**** Dataset ****

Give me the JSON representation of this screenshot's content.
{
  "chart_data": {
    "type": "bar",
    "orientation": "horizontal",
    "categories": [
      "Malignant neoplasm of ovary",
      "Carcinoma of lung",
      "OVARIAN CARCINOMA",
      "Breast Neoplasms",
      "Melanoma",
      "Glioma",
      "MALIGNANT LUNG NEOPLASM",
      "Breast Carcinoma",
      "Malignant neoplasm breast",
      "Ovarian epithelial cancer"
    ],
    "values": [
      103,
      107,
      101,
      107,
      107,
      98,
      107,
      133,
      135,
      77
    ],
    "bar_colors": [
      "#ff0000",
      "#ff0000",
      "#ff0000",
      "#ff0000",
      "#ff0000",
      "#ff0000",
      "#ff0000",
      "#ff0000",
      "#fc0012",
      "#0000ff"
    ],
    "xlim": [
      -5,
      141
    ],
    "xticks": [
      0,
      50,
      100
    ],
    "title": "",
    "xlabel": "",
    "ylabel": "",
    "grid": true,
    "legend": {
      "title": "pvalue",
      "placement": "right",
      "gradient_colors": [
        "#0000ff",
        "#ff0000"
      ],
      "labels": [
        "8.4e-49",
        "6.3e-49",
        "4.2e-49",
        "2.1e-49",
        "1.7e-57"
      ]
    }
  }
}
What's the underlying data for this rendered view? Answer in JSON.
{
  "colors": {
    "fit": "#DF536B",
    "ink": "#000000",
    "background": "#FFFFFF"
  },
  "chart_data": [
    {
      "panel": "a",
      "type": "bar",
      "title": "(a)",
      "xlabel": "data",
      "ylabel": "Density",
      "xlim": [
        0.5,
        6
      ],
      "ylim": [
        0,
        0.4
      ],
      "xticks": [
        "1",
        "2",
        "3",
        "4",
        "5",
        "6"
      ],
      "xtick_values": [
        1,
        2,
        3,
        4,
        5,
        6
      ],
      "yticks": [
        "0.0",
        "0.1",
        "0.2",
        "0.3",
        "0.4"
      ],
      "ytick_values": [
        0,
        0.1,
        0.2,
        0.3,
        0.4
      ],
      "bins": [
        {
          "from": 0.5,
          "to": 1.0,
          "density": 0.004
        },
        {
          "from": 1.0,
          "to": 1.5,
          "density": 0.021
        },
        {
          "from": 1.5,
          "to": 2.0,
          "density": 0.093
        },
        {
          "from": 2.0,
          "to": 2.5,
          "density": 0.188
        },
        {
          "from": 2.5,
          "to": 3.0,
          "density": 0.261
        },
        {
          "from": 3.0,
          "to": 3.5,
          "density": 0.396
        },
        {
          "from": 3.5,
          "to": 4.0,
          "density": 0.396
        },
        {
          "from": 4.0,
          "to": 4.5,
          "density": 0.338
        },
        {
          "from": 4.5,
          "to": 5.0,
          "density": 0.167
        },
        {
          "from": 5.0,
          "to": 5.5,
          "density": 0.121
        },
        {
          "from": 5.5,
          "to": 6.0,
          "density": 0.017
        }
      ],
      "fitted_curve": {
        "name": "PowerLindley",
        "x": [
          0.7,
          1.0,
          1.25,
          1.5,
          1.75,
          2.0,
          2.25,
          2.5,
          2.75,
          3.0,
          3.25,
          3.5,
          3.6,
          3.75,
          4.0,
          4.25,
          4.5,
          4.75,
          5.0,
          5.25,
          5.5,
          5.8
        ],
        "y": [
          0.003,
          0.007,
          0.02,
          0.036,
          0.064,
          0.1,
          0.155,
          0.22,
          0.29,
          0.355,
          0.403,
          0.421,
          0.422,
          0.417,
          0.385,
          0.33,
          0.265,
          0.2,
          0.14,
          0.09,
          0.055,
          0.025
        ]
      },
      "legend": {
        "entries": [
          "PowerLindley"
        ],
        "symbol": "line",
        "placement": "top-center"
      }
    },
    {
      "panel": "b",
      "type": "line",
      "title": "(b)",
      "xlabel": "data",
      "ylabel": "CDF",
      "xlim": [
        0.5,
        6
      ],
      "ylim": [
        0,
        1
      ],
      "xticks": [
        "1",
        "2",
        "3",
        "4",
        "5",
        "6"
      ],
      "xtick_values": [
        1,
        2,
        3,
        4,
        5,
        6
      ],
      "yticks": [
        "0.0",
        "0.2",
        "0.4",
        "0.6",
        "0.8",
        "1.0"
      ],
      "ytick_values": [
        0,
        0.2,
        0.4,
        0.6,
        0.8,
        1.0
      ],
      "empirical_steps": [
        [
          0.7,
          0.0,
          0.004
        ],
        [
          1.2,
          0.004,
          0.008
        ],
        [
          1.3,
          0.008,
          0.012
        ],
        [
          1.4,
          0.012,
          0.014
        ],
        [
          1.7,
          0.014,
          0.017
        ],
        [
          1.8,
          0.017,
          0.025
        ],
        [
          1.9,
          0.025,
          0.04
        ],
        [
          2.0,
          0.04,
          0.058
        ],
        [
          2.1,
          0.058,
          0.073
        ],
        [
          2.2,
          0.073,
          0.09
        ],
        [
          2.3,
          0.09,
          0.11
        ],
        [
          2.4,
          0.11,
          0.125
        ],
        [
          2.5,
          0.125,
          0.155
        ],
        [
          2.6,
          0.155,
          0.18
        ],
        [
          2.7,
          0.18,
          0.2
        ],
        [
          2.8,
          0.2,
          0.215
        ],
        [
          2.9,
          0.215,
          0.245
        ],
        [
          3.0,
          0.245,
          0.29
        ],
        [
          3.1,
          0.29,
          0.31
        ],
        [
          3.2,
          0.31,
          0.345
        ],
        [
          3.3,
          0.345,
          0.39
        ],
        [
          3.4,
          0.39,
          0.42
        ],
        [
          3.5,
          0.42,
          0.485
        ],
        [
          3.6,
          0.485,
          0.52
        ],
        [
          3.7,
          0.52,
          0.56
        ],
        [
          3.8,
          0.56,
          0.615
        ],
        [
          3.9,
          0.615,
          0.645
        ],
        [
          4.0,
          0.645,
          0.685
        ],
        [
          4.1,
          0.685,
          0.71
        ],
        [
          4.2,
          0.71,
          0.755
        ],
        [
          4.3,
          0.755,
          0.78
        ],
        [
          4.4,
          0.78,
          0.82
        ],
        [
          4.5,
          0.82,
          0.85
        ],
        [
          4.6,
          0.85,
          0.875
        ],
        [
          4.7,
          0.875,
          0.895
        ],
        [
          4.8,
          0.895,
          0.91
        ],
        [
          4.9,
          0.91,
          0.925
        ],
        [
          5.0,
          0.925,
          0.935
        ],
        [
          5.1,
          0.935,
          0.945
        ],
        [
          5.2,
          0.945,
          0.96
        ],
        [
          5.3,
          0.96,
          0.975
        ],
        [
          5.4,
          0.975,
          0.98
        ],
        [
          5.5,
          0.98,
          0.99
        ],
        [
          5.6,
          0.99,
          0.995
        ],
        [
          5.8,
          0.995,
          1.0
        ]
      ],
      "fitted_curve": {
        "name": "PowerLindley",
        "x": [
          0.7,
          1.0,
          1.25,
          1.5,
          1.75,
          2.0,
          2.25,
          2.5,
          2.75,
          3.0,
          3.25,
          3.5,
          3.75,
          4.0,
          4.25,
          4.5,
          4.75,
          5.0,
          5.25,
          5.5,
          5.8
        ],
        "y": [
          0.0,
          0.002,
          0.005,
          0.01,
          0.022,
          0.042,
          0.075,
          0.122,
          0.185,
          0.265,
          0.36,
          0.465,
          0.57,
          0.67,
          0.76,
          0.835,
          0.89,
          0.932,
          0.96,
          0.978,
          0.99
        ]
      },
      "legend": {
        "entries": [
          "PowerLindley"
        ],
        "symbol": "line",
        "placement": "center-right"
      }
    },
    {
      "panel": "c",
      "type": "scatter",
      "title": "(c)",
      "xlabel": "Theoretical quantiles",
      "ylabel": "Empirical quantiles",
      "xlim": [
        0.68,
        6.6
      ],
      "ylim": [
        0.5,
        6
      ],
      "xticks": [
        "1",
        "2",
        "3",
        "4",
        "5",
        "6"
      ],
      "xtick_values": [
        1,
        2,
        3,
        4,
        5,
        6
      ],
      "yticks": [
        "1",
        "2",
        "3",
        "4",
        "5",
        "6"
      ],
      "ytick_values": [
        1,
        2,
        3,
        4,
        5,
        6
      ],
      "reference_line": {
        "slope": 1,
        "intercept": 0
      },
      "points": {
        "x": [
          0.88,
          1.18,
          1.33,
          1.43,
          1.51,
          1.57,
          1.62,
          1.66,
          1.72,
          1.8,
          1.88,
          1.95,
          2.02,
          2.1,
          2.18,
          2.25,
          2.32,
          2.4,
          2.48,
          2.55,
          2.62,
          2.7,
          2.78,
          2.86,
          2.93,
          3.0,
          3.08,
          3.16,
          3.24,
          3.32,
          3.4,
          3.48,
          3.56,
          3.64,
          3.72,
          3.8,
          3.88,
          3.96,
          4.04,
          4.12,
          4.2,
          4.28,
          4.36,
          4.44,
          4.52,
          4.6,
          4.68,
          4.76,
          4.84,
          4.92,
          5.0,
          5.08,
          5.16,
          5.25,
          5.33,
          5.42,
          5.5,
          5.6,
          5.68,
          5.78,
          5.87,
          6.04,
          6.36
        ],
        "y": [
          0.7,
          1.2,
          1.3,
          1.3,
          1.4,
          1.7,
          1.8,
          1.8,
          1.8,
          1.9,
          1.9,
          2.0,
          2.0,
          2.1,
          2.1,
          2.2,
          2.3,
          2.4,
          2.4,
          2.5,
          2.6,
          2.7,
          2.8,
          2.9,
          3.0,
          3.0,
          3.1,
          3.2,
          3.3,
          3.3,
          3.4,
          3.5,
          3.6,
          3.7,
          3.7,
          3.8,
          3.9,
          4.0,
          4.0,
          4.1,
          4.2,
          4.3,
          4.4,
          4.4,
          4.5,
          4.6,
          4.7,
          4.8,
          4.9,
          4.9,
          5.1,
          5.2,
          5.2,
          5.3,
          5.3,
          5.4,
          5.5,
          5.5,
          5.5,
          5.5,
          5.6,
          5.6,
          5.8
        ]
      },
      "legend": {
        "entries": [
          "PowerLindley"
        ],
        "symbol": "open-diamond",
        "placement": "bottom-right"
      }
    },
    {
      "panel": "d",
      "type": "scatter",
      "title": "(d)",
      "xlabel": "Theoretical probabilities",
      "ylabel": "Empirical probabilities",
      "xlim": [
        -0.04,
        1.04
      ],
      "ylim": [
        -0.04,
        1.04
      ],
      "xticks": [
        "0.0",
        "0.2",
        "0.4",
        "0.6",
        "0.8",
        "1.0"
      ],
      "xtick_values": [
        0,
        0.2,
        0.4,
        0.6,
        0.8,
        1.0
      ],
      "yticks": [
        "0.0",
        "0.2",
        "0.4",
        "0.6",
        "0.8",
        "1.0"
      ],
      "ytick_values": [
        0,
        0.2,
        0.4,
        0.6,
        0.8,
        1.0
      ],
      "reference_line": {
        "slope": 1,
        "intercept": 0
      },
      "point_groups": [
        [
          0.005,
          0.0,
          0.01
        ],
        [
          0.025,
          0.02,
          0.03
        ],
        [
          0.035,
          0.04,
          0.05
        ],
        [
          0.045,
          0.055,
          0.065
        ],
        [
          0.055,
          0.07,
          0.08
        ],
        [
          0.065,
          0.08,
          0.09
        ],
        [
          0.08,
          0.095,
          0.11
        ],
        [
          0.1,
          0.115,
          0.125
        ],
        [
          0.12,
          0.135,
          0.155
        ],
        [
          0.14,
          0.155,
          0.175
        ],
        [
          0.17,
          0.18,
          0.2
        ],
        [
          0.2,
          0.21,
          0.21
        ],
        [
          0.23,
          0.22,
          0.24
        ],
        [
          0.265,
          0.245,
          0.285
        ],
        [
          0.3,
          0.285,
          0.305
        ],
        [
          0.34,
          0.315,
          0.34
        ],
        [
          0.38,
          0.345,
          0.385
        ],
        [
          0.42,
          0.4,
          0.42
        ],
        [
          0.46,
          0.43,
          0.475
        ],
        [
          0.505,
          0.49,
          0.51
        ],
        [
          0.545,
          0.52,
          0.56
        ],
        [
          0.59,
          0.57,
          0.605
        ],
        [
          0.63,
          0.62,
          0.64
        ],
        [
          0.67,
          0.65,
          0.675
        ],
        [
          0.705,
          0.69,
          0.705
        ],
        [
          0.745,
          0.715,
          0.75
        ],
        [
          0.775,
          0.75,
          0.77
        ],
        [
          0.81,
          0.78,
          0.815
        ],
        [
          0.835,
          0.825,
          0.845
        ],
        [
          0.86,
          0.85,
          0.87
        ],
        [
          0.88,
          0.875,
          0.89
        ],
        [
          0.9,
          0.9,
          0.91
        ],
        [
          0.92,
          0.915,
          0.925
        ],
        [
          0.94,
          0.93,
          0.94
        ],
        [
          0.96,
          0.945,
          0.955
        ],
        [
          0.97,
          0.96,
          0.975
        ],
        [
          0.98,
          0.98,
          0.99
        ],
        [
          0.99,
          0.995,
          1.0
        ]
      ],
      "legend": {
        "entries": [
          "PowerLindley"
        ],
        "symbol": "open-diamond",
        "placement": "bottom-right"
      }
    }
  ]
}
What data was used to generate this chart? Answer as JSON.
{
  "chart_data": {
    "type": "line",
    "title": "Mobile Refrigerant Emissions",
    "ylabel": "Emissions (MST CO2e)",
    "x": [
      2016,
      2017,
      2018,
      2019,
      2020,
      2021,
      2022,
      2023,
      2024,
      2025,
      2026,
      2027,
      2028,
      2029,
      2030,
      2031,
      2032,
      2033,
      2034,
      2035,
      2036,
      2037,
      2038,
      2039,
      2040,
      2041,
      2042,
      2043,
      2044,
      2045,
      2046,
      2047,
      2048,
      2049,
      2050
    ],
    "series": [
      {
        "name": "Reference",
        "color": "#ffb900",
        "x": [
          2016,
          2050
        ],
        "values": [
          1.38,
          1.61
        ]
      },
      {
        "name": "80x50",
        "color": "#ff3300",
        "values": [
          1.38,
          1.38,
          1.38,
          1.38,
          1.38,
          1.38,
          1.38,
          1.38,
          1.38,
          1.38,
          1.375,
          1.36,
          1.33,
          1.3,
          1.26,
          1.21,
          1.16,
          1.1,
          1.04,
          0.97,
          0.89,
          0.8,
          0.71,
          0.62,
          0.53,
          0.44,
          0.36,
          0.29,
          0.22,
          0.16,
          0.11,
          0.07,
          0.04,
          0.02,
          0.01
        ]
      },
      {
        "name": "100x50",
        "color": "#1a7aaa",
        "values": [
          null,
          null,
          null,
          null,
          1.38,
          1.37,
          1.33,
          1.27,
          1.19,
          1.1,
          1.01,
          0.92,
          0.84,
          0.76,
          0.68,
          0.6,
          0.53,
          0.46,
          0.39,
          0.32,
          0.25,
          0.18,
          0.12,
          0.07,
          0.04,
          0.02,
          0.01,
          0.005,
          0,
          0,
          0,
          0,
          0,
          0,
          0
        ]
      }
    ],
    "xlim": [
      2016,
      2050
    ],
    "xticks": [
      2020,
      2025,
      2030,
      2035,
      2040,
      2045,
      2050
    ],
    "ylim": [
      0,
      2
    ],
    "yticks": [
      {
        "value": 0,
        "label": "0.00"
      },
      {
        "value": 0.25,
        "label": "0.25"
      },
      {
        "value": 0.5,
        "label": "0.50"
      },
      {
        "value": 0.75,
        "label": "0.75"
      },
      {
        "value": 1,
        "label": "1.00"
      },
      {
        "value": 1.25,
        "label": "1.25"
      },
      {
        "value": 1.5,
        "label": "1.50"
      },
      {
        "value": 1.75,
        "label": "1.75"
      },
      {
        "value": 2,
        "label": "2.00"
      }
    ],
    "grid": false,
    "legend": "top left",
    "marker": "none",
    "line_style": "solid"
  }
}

****

Aim: In the entries above, identify every line with the string "Theoretical".

Final result:
      "xlabel": "Theoretical quantiles",
      "xlabel": "Theoretical probabilities",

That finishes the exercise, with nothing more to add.